>> Start Provided data

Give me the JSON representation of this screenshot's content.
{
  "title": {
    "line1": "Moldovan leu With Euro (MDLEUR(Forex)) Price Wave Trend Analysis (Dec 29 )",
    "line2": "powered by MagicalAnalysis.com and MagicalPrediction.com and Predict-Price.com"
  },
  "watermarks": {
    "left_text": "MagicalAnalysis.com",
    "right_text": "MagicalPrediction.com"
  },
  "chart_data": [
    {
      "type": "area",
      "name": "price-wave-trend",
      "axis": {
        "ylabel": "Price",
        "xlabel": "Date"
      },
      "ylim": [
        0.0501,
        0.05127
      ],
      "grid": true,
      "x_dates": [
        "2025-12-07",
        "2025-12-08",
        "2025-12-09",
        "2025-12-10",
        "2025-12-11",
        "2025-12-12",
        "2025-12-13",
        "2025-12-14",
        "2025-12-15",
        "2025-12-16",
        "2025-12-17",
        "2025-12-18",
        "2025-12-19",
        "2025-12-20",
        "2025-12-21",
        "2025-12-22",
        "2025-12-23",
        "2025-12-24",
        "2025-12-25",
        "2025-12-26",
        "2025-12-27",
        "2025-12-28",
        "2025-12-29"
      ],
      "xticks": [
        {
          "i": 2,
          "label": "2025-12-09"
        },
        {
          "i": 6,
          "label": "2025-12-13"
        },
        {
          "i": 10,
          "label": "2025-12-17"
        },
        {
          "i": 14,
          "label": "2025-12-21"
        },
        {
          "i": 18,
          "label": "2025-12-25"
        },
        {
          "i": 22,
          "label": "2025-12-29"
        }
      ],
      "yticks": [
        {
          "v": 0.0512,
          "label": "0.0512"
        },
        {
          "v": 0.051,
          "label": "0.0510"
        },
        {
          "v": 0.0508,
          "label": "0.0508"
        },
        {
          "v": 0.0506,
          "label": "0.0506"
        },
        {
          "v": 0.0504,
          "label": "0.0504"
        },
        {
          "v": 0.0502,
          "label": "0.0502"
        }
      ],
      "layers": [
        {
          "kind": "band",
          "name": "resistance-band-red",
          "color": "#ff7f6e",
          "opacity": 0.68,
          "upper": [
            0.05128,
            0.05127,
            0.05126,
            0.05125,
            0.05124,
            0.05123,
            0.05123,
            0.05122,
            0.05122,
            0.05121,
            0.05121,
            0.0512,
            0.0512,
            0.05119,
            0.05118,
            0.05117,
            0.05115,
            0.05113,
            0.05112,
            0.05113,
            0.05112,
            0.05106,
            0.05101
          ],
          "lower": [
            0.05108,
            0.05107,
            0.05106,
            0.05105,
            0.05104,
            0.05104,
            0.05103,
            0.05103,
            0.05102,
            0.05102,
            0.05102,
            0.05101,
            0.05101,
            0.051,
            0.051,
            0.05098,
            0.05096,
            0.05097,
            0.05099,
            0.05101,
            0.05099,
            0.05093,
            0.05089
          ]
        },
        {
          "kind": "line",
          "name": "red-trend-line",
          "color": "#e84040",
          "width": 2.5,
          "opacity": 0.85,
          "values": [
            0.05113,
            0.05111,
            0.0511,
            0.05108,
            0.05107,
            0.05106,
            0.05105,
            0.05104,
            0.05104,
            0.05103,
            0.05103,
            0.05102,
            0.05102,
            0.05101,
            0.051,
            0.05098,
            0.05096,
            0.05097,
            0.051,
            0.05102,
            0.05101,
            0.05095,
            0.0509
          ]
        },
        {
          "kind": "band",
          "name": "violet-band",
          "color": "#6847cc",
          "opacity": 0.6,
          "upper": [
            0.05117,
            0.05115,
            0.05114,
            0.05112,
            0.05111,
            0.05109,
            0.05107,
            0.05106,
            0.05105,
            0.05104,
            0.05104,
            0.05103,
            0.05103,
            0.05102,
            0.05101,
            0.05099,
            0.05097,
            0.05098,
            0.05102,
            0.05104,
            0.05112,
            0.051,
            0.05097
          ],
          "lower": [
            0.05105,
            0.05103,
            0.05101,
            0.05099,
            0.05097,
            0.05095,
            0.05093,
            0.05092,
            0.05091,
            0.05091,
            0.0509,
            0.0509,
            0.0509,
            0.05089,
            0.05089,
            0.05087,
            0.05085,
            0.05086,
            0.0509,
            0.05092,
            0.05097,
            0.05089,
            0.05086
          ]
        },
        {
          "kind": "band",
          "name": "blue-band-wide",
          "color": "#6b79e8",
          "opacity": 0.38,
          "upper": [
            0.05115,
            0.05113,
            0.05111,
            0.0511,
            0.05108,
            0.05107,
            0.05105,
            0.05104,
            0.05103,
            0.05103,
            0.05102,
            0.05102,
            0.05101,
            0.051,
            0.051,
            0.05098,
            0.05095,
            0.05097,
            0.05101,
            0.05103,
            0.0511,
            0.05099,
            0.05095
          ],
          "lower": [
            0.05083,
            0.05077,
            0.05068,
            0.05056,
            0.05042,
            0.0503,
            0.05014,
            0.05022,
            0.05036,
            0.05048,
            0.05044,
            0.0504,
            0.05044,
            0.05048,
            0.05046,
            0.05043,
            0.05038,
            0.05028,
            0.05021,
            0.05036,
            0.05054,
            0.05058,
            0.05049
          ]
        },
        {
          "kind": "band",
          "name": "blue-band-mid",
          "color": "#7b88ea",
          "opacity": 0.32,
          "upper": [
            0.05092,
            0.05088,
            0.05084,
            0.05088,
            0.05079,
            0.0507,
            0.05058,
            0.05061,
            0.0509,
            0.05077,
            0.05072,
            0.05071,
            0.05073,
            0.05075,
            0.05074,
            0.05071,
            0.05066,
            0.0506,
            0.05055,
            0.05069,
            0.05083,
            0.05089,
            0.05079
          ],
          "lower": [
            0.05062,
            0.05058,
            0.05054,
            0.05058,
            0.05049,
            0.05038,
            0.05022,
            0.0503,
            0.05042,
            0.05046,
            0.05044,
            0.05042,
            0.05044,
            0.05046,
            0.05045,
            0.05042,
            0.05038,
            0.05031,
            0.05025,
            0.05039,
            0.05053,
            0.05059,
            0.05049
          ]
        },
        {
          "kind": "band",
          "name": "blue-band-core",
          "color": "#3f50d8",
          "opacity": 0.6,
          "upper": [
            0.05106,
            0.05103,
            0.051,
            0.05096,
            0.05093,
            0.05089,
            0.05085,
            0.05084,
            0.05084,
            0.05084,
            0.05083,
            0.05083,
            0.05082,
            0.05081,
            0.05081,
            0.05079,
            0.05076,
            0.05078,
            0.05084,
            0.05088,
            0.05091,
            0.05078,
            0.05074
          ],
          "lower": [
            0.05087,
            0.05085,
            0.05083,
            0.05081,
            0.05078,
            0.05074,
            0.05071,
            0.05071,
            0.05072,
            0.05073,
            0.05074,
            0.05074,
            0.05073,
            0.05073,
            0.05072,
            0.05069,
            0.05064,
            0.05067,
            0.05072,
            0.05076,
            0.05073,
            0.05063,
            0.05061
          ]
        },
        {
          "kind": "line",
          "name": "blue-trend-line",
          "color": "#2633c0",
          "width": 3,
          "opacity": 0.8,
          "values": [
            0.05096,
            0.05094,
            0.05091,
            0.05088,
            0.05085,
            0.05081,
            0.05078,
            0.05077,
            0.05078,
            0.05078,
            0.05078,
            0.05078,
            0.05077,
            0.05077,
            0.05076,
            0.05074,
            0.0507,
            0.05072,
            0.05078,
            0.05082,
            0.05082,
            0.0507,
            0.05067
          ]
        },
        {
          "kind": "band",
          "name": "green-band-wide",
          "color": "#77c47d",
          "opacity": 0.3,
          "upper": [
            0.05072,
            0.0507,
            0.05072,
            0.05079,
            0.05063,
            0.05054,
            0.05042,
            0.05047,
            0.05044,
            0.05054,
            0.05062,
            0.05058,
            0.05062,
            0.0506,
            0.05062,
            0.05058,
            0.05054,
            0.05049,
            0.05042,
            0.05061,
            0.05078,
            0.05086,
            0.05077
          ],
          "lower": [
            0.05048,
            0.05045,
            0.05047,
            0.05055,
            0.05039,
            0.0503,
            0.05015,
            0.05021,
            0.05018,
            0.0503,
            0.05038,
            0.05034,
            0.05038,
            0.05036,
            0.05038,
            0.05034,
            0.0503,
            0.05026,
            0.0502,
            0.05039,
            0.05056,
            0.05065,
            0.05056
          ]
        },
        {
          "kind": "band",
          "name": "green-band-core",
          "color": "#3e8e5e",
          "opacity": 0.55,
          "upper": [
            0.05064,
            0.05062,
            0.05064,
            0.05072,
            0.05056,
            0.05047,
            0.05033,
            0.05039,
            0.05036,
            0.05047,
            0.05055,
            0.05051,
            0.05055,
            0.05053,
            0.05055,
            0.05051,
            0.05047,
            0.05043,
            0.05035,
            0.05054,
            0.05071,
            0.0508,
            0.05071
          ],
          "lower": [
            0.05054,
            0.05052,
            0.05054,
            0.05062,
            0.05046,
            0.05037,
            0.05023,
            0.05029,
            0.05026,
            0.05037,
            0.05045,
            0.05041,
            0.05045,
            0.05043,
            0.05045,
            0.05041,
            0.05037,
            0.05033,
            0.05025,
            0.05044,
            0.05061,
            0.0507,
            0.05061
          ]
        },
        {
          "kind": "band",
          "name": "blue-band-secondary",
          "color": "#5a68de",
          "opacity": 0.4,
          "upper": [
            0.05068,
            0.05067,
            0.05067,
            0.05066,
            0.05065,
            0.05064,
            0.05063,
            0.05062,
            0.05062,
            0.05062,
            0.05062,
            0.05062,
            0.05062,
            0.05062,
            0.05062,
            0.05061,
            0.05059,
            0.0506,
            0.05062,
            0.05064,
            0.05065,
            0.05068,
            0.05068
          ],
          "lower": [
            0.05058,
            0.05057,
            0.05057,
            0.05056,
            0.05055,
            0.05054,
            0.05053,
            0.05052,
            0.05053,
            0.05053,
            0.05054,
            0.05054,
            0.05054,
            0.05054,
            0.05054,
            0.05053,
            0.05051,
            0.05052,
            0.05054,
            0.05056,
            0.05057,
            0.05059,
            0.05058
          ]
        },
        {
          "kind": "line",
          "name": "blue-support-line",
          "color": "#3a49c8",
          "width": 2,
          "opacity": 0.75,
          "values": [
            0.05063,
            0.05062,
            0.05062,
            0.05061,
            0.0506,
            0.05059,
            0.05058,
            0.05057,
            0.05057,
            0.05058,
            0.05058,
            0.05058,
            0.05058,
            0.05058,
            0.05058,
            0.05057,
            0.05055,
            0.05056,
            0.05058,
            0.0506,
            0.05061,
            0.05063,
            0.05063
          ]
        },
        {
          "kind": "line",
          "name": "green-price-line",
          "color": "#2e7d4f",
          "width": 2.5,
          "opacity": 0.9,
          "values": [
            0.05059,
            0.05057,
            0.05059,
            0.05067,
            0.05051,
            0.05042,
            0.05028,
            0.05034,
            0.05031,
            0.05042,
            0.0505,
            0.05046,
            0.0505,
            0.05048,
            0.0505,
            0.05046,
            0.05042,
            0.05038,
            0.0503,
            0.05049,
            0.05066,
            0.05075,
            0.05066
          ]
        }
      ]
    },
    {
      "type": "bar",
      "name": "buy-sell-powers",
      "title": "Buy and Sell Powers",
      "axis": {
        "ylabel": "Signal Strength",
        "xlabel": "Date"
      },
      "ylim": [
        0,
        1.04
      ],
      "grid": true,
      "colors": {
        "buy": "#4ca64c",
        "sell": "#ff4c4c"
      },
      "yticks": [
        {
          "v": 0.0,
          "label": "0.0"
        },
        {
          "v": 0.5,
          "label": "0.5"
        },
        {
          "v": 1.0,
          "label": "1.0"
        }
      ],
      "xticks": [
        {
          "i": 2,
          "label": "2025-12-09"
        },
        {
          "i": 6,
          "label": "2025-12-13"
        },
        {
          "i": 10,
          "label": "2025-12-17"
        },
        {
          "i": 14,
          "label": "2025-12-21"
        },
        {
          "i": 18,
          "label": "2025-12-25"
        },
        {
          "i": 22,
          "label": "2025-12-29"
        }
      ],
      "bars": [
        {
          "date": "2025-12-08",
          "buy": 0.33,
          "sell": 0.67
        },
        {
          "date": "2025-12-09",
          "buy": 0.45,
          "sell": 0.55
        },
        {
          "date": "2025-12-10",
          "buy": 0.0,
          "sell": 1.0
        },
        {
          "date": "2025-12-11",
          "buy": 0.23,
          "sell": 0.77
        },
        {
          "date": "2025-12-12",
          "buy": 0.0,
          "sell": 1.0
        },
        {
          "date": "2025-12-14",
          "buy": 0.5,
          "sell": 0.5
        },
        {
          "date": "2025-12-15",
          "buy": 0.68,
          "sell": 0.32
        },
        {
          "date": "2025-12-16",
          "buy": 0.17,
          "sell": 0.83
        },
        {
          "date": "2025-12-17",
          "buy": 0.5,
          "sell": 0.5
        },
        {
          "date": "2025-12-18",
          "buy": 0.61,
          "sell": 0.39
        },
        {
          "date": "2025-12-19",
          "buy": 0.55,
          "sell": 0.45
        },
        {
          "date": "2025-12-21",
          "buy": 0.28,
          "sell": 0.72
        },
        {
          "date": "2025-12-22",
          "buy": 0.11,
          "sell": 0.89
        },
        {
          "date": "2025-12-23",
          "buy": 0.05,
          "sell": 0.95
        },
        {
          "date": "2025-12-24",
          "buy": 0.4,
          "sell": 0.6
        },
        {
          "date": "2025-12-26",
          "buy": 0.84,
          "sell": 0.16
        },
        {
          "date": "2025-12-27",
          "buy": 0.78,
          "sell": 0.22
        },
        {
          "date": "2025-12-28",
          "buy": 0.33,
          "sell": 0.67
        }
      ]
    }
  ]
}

>> End Provided data

Exactly how many lines in the data above contain the word "MagicalPrediction"? Respond with the number and nothing more.

* Written solution
2